● THE TASK: Keep the wording of each record exactly the same when you repeat it, and leave out pictures.

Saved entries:

----

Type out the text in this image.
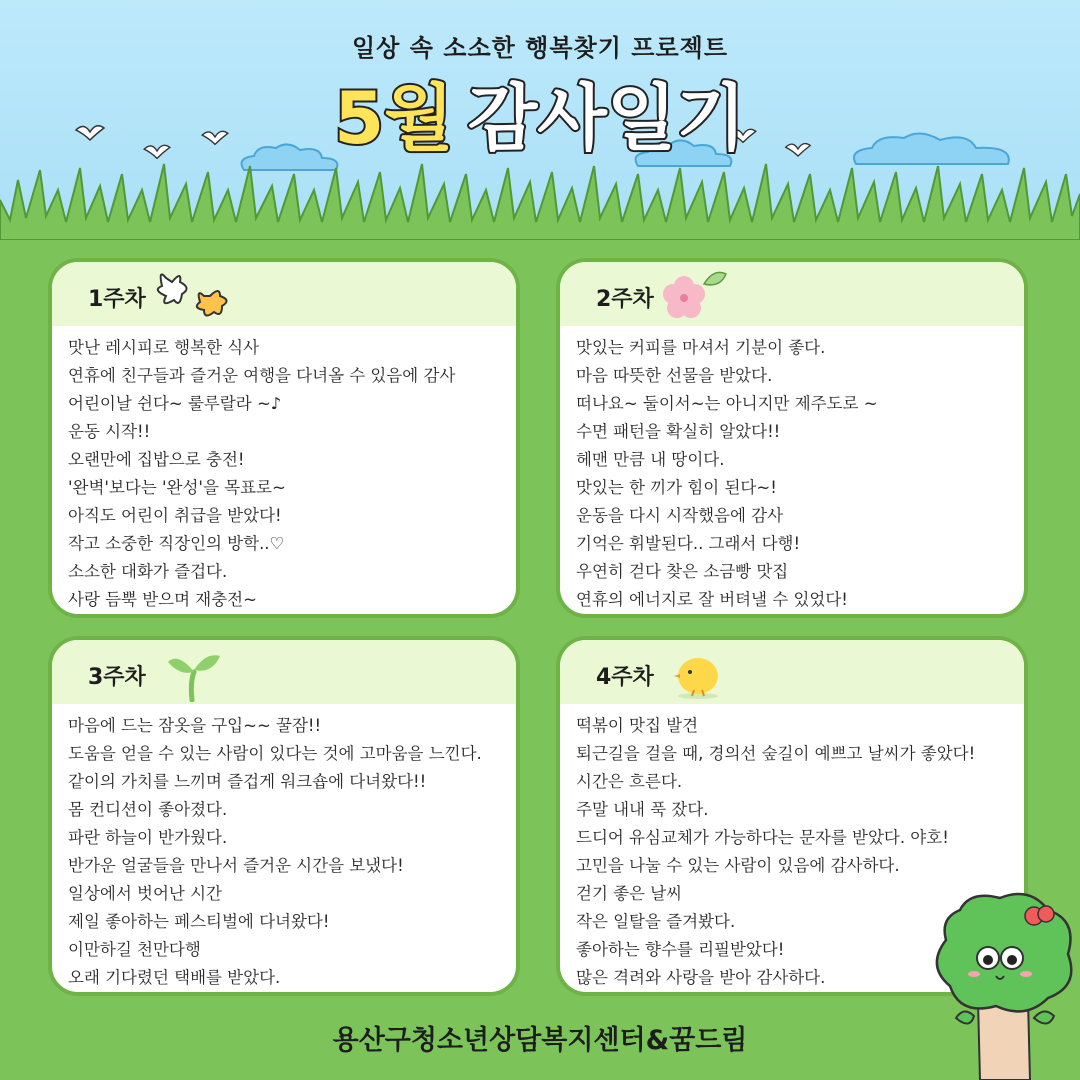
일상 속 소소한 행복찾기 프로젝트
5월 감사일기
1주차
맛난 레시피로 행복한 식사
연휴에 친구들과 즐거운 여행을 다녀올 수 있음에 감사
어린이날 쉰다~ 룰루랄라 ~♪
운동 시작!!
오랜만에 집밥으로 충전!
'완벽'보다는 '완성'을 목표로~
아직도 어린이 취급을 받았다!
작고 소중한 직장인의 방학..♡
소소한 대화가 즐겁다.
사랑 듬뿍 받으며 재충전~
2주차
맛있는 커피를 마셔서 기분이 좋다.
마음 따뜻한 선물을 받았다.
떠나요~ 둘이서~는 아니지만 제주도로 ~
수면 패턴을 확실히 알았다!!
헤맨 만큼 내 땅이다.
맛있는 한 끼가 힘이 된다~!
운동을 다시 시작했음에 감사
기억은 휘발된다.. 그래서 다행!
우연히 걷다 찾은 소금빵 맛집
연휴의 에너지로 잘 버텨낼 수 있었다!
3주차
마음에 드는 잠옷을 구입~~ 꿀잠!!
도움을 얻을 수 있는 사람이 있다는 것에 고마움을 느낀다.
같이의 가치를 느끼며 즐겁게 워크숍에 다녀왔다!!
몸 컨디션이 좋아졌다.
파란 하늘이 반가웠다.
반가운 얼굴들을 만나서 즐거운 시간을 보냈다!
일상에서 벗어난 시간
제일 좋아하는 페스티벌에 다녀왔다!
이만하길 천만다행
오래 기다렸던 택배를 받았다.
4주차
떡볶이 맛집 발견
퇴근길을 걸을 때, 경의선 숲길이 예쁘고 날씨가 좋았다!
시간은 흐른다.
주말 내내 푹 잤다.
드디어 유심교체가 가능하다는 문자를 받았다. 야호!
고민을 나눌 수 있는 사람이 있음에 감사하다.
걷기 좋은 날씨
작은 일탈을 즐겨봤다.
좋아하는 향수를 리필받았다!
많은 격려와 사랑을 받아 감사하다.
용산구청소년상담복지센터&꿈드림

----

● TASK SOLUTION:
Type out the text in this image.
일상 속 소소한 행복찾기 프로젝트
5월 감사일기
1주차
맛난 레시피로 행복한 식사
연휴에 친구들과 즐거운 여행을 다녀올 수 있음에 감사
어린이날 쉰다~ 룰루랄라 ~♪
운동 시작!!
오랜만에 집밥으로 충전!
'완벽'보다는 '완성'을 목표로~
아직도 어린이 취급을 받았다!
작고 소중한 직장인의 방학..♡
소소한 대화가 즐겁다.
사랑 듬뿍 받으며 재충전~
2주차
맛있는 커피를 마셔서 기분이 좋다.
마음 따뜻한 선물을 받았다.
떠나요~ 둘이서~는 아니지만 제주도로 ~
수면 패턴을 확실히 알았다!!
헤맨 만큼 내 땅이다.
맛있는 한 끼가 힘이 된다~!
운동을 다시 시작했음에 감사
기억은 휘발된다.. 그래서 다행!
우연히 걷다 찾은 소금빵 맛집
연휴의 에너지로 잘 버텨낼 수 있었다!
3주차
마음에 드는 잠옷을 구입~~ 꿀잠!!
도움을 얻을 수 있는 사람이 있다는 것에 고마움을 느낀다.
같이의 가치를 느끼며 즐겁게 워크숍에 다녀왔다!!
몸 컨디션이 좋아졌다.
파란 하늘이 반가웠다.
반가운 얼굴들을 만나서 즐거운 시간을 보냈다!
일상에서 벗어난 시간
제일 좋아하는 페스티벌에 다녀왔다!
이만하길 천만다행
오래 기다렸던 택배를 받았다.
4주차
떡볶이 맛집 발견
퇴근길을 걸을 때, 경의선 숲길이 예쁘고 날씨가 좋았다!
시간은 흐른다.
주말 내내 푹 잤다.
드디어 유심교체가 가능하다는 문자를 받았다. 야호!
고민을 나눌 수 있는 사람이 있음에 감사하다.
걷기 좋은 날씨
작은 일탈을 즐겨봤다.
좋아하는 향수를 리필받았다!
많은 격려와 사랑을 받아 감사하다.
용산구청소년상담복지센터&꿈드림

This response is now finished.